Required task: Where a line in the listing below contains the word "help", copy that line.

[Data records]

-=-=-=-=-

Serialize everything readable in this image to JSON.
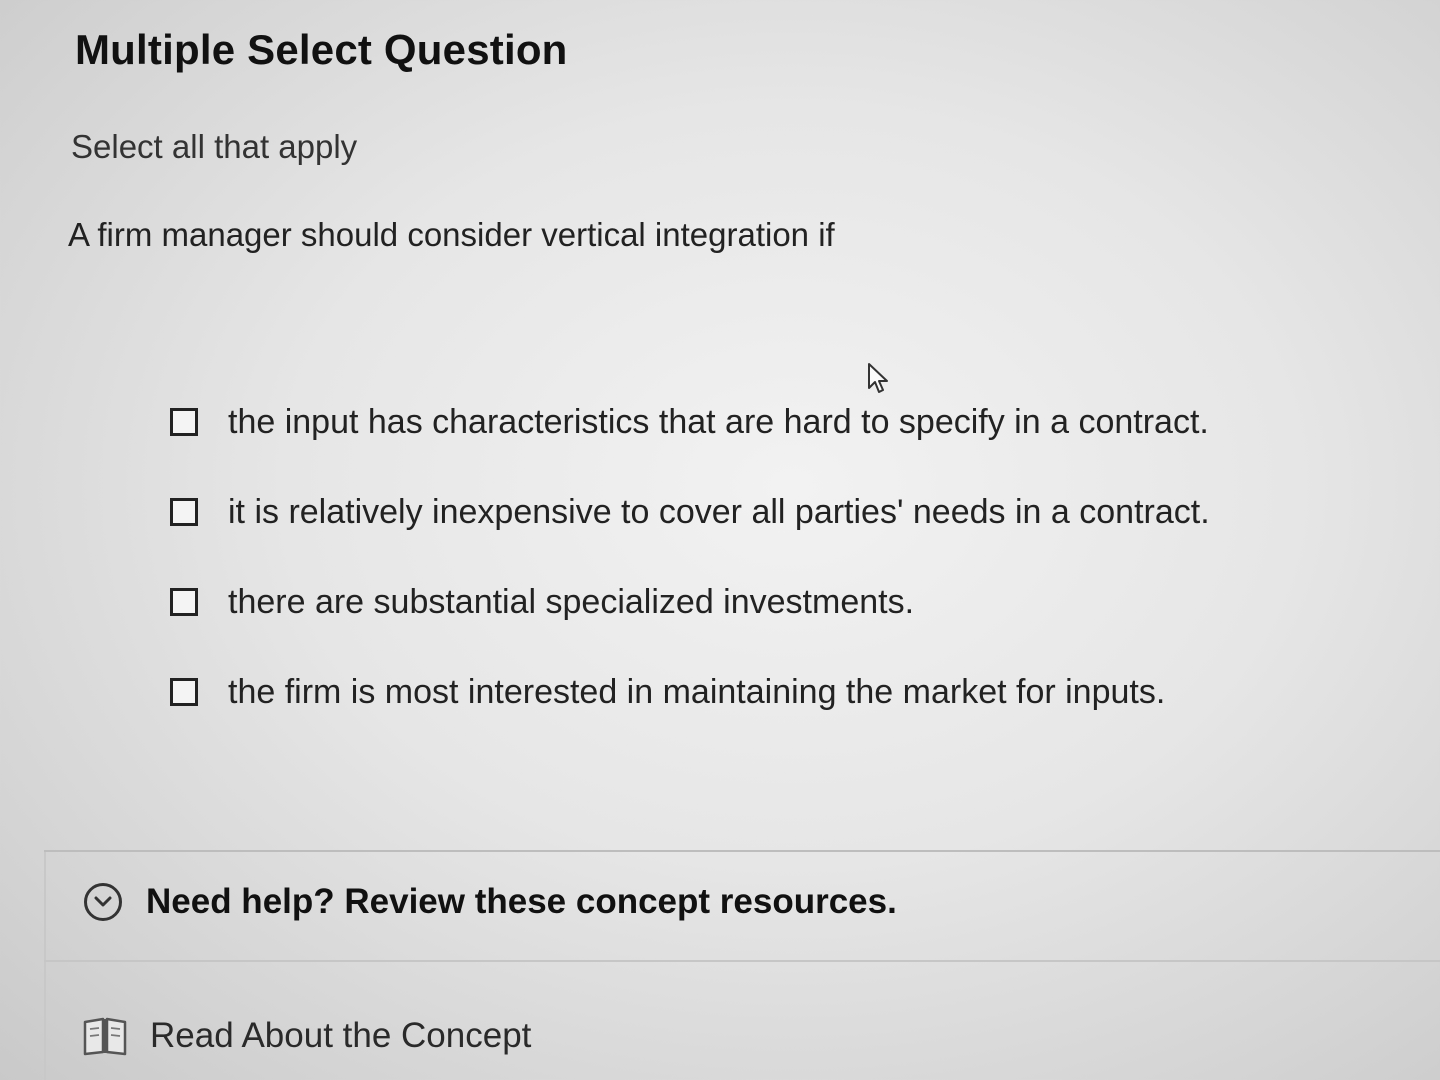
{
  "question": {
    "title": "Multiple Select Question",
    "instruction": "Select all that apply",
    "prompt": "A firm manager should consider vertical integration if",
    "options": [
      {
        "label": "the input has characteristics that are hard to specify in a contract.",
        "checked": false
      },
      {
        "label": "it is relatively inexpensive to cover all parties' needs in a contract.",
        "checked": false
      },
      {
        "label": "there are substantial specialized investments.",
        "checked": false
      },
      {
        "label": "the firm is most interested in maintaining the market for inputs.",
        "checked": false
      }
    ]
  },
  "help": {
    "toggle_label": "Need help? Review these concept resources.",
    "resource_label": "Read About the Concept"
  },
  "icons": {
    "toggle": "chevron-down-circle-icon",
    "resource": "book-icon",
    "cursor": "mouse-pointer-icon"
  }
}
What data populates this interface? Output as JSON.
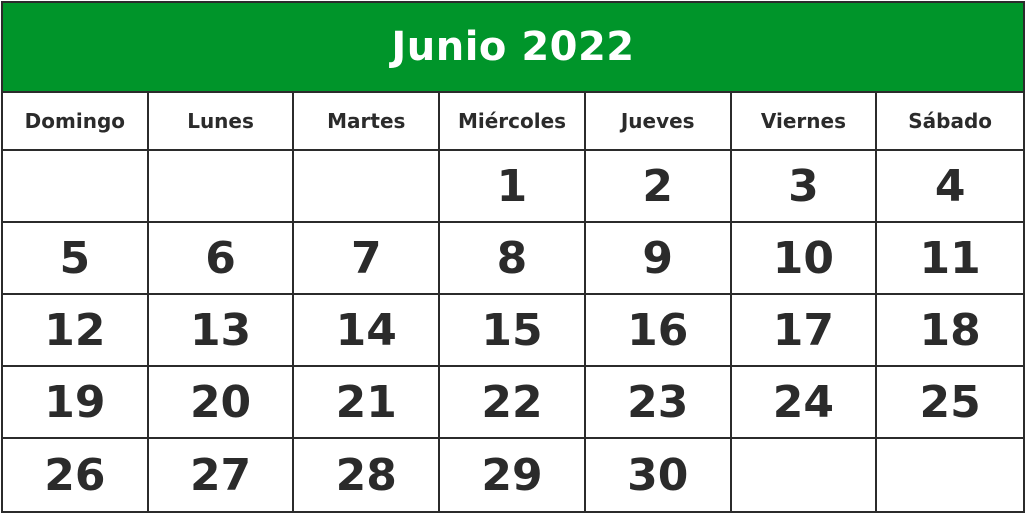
{
  "calendar": {
    "title": "Junio 2022",
    "header_color": "#00952A",
    "weekdays": [
      "Domingo",
      "Lunes",
      "Martes",
      "Miércoles",
      "Jueves",
      "Viernes",
      "Sábado"
    ],
    "weeks": [
      [
        "",
        "",
        "",
        "1",
        "2",
        "3",
        "4"
      ],
      [
        "5",
        "6",
        "7",
        "8",
        "9",
        "10",
        "11"
      ],
      [
        "12",
        "13",
        "14",
        "15",
        "16",
        "17",
        "18"
      ],
      [
        "19",
        "20",
        "21",
        "22",
        "23",
        "24",
        "25"
      ],
      [
        "26",
        "27",
        "28",
        "29",
        "30",
        "",
        ""
      ]
    ]
  }
}
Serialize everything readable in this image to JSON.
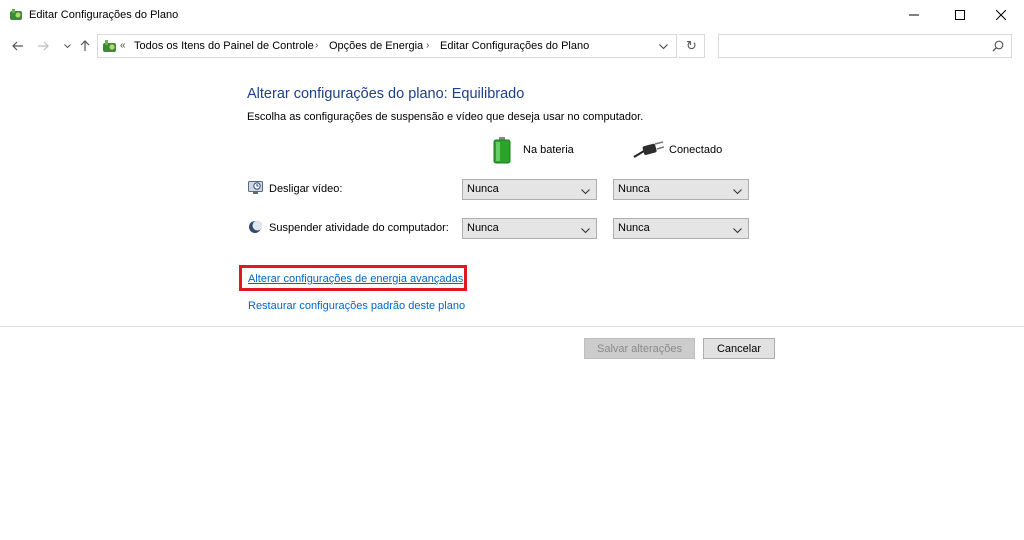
{
  "window": {
    "title": "Editar Configurações do Plano"
  },
  "address_bar": {
    "overflow": "«",
    "crumbs": [
      "Todos os Itens do Painel de Controle",
      "Opções de Energia",
      "Editar Configurações do Plano"
    ],
    "separator": "›"
  },
  "search": {
    "placeholder": ""
  },
  "main": {
    "heading": "Alterar configurações do plano: Equilibrado",
    "description": "Escolha as configurações de suspensão e vídeo que deseja usar no computador.",
    "columns": {
      "battery": "Na bateria",
      "plugged": "Conectado"
    },
    "settings": [
      {
        "label": "Desligar vídeo:",
        "battery_value": "Nunca",
        "plugged_value": "Nunca",
        "icon": "display-icon"
      },
      {
        "label": "Suspender atividade do computador:",
        "battery_value": "Nunca",
        "plugged_value": "Nunca",
        "icon": "sleep-moon-icon"
      }
    ],
    "advanced_link": "Alterar configurações de energia avançadas",
    "restore_link": "Restaurar configurações padrão deste plano"
  },
  "footer": {
    "save_label": "Salvar alterações",
    "cancel_label": "Cancelar"
  },
  "colors": {
    "heading": "#1e3f8a",
    "link": "#0066cc",
    "highlight": "#e0191f"
  }
}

-=-=-=-=-

In response:
  "help": {
    "toggle_label": "Need help? Review these concept resources.",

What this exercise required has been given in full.